**Data in this exercise**
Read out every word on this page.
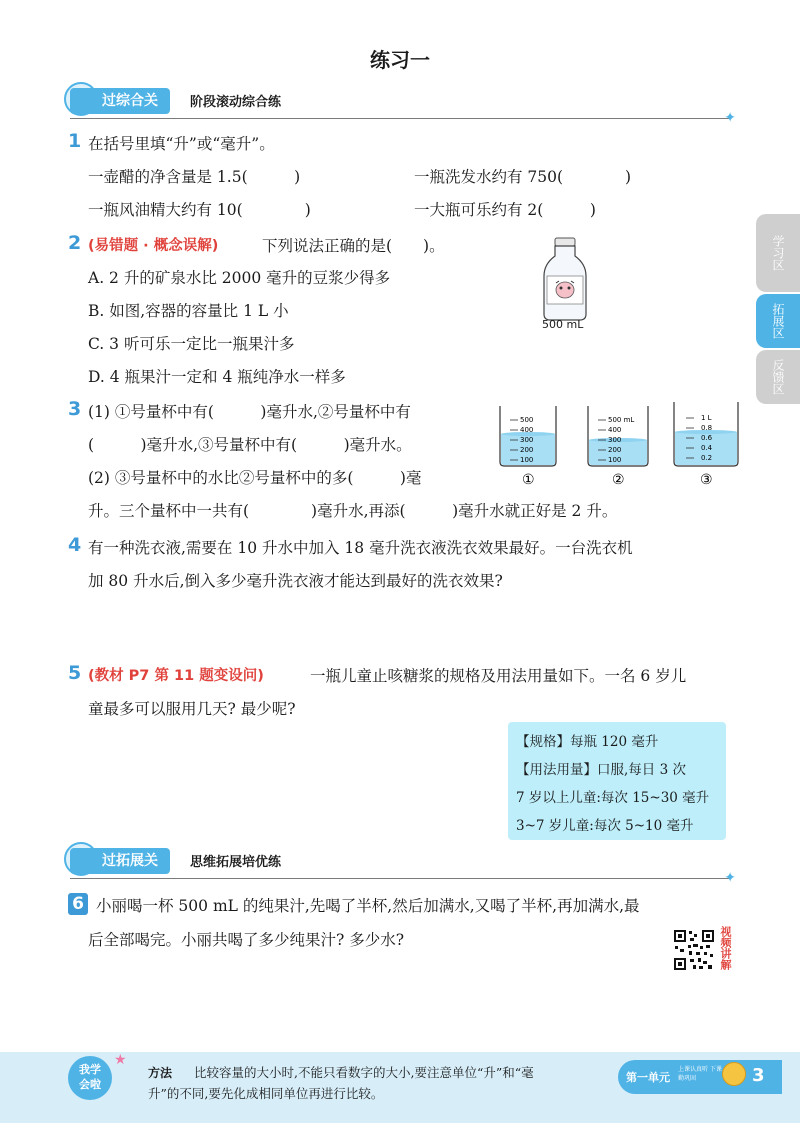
练习一
过综合关	阶段滚动综合练
✦
学习区
拓展区
反馈区
1 在括号里填“升”或“毫升”。
一壶醋的净含量是 1.5(　　　)	一瓶洗发水约有 750(　　　　)
一瓶风油精大约有 10(　　　　)	一大瓶可乐约有 2(　　　)
2 (易错题 · 概念误解)	下列说法正确的是(　　)。
A. 2 升的矿泉水比 2000 毫升的豆浆少得多
B. 如图,容器的容量比 1 L 小
C. 3 听可乐一定比一瓶果汁多
D. 4 瓶果汁一定和 4 瓶纯净水一样多
500 mL
3 (1) ①号量杯中有(　　　)毫升水,②号量杯中有
(　　　)毫升水,③号量杯中有(　　　)毫升水。
(2) ③号量杯中的水比②号量杯中的多(　　　)毫
升。三个量杯中一共有(　　　　)毫升水,再添(　　　)毫升水就正好是 2 升。
500
400
300
200
100
500 mL
400
300
200
100
1 L
0.8
0.6
0.4
0.2
①	②	③
4 有一种洗衣液,需要在 10 升水中加入 18 毫升洗衣液洗衣效果最好。一台洗衣机
加 80 升水后,倒入多少毫升洗衣液才能达到最好的洗衣效果?
5 (教材 P7 第 11 题变设问)	一瓶儿童止咳糖浆的规格及用法用量如下。一名 6 岁儿
童最多可以服用几天? 最少呢?
【规格】每瓶 120 毫升
【用法用量】口服,每日 3 次
7 岁以上儿童:每次 15~30 毫升
3~7 岁儿童:每次 5~10 毫升
过拓展关	思维拓展培优练
✦
6 小丽喝一杯 500 mL 的纯果汁,先喝了半杯,然后加满水,又喝了半杯,再加满水,最
后全部喝完。小丽共喝了多少纯果汁? 多少水?	视频讲解
我学会啦
★
方法 比较容量的大小时,不能只看数字的大小,要注意单位“升”和“毫
升”的不同,要先化成相同单位再进行比较。
第一单元
上课认真听 下课勤巩固	3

**Your objective**
Your task is to copy the entries in full and exactly, without any images.

**Solution for this task**
Read out every word on this page.
练习一
过综合关	阶段滚动综合练
✦
学习区
拓展区
反馈区
1 在括号里填“升”或“毫升”。
一壶醋的净含量是 1.5(　　　)	一瓶洗发水约有 750(　　　　)
一瓶风油精大约有 10(　　　　)	一大瓶可乐约有 2(　　　)
2 (易错题 · 概念误解)	下列说法正确的是(　　)。
A. 2 升的矿泉水比 2000 毫升的豆浆少得多
B. 如图,容器的容量比 1 L 小
C. 3 听可乐一定比一瓶果汁多
D. 4 瓶果汁一定和 4 瓶纯净水一样多
500 mL
3 (1) ①号量杯中有(　　　)毫升水,②号量杯中有
(　　　)毫升水,③号量杯中有(　　　)毫升水。
(2) ③号量杯中的水比②号量杯中的多(　　　)毫
升。三个量杯中一共有(　　　　)毫升水,再添(　　　)毫升水就正好是 2 升。
500
400
300
200
100
500 mL
400
300
200
100
1 L
0.8
0.6
0.4
0.2
①	②	③
4 有一种洗衣液,需要在 10 升水中加入 18 毫升洗衣液洗衣效果最好。一台洗衣机
加 80 升水后,倒入多少毫升洗衣液才能达到最好的洗衣效果?
5 (教材 P7 第 11 题变设问)	一瓶儿童止咳糖浆的规格及用法用量如下。一名 6 岁儿
童最多可以服用几天? 最少呢?
【规格】每瓶 120 毫升
【用法用量】口服,每日 3 次
7 岁以上儿童:每次 15~30 毫升
3~7 岁儿童:每次 5~10 毫升
过拓展关	思维拓展培优练
✦
6 小丽喝一杯 500 mL 的纯果汁,先喝了半杯,然后加满水,又喝了半杯,再加满水,最
后全部喝完。小丽共喝了多少纯果汁? 多少水?	视频讲解
我学会啦
★
方法 比较容量的大小时,不能只看数字的大小,要注意单位“升”和“毫
升”的不同,要先化成相同单位再进行比较。
第一单元
上课认真听 下课勤巩固	3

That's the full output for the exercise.